Problems and tasks =>
**1)** Answer these questions using the passage about Lanning's batting:
(a) Which team's strong batting performances has Lanning routinely played a part in?
(b) When did Lanning announce her international retirement?
(c) Which three competitions have been scheduled back-to-back?
**2)** Write what comes next in the passage about Lanning's batting, starting right after its final sentence.

Document text =>
● ● ● ● ●

Yet, despite not being at pace with her best, she has routinely played part in DC’s continuous strong performances with the bat. “It’s nice to score some runs. I would love to do that a little bit differently, so that there is not much pressure on everybody else to up the strike rate,” she admitted. “I’m seeing a little bit of improvement in how I’m playing. I’m not completely satisfied but it’s nice to contribute.”

While this may seemingly be Lanning in her 2.0 version, it remains to be seen what lies in the batting evolution of one of the greatest women’s cricketers. She may have left a bit of cricket from her life, but cricket hasn’t left her as yet. So busy has the calendar been for the Australian with the WBBL, WNCL and WPL scheduled back-to-back, that there hasn’t been much time for her to look away from the game since announcing her international retirement in November last year.

● ● ● ● ●

Dataset excerpt =>
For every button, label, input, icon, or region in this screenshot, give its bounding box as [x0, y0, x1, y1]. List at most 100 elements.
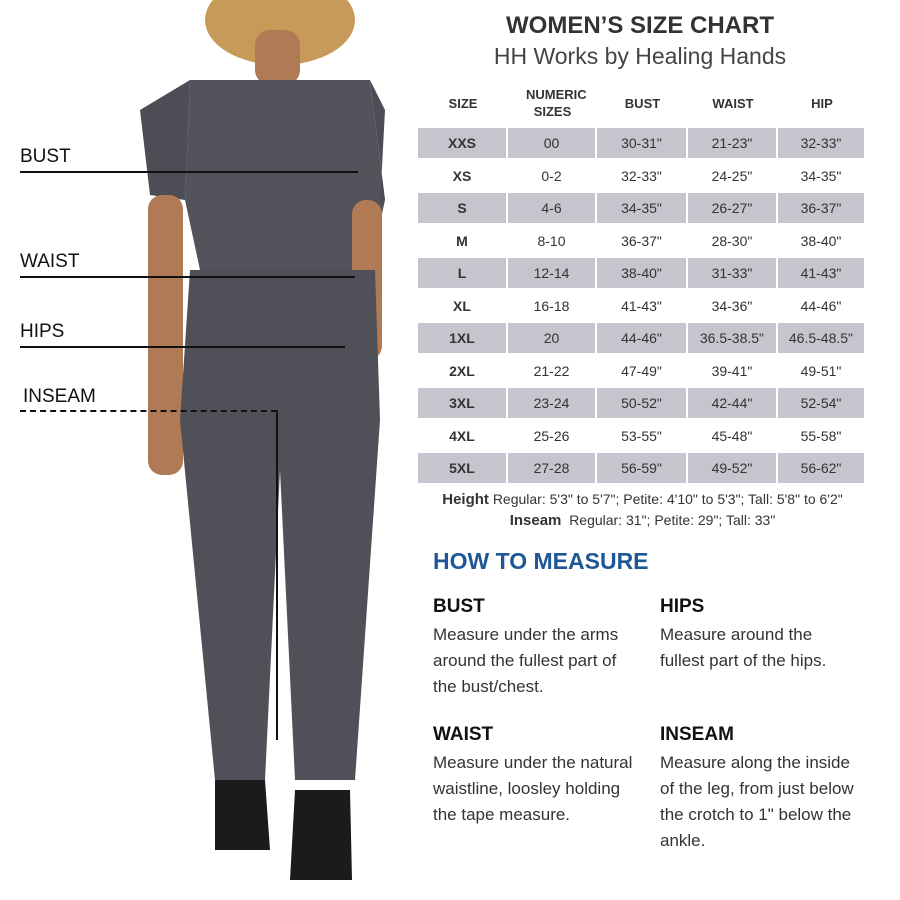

● ● ● ● ●

Task-by-task results =>
**1)**
(a) DC
(b) November last year
(c) The WBBL, WNCL and WPL

**2)**
Halfway down Delhi Capitals’ campaign at the WPL 2024 on Sunday evening, she turned up as cold-faced and calm as she routinely does and said, “Once this tournament gets over, there will be a big chunk of time and probably it (retirement from international cricket) will hit me a little bit harder and I’ll have come to terms with it a bit more.”

Lanning doesn’t usually let out a lot of emotions through her words or gestures. In the small peek she’s offered into life post international retirement, she admitted feeling less pressurized by expectations. Even then she quickly asserted, “I’m still extremely competitive.”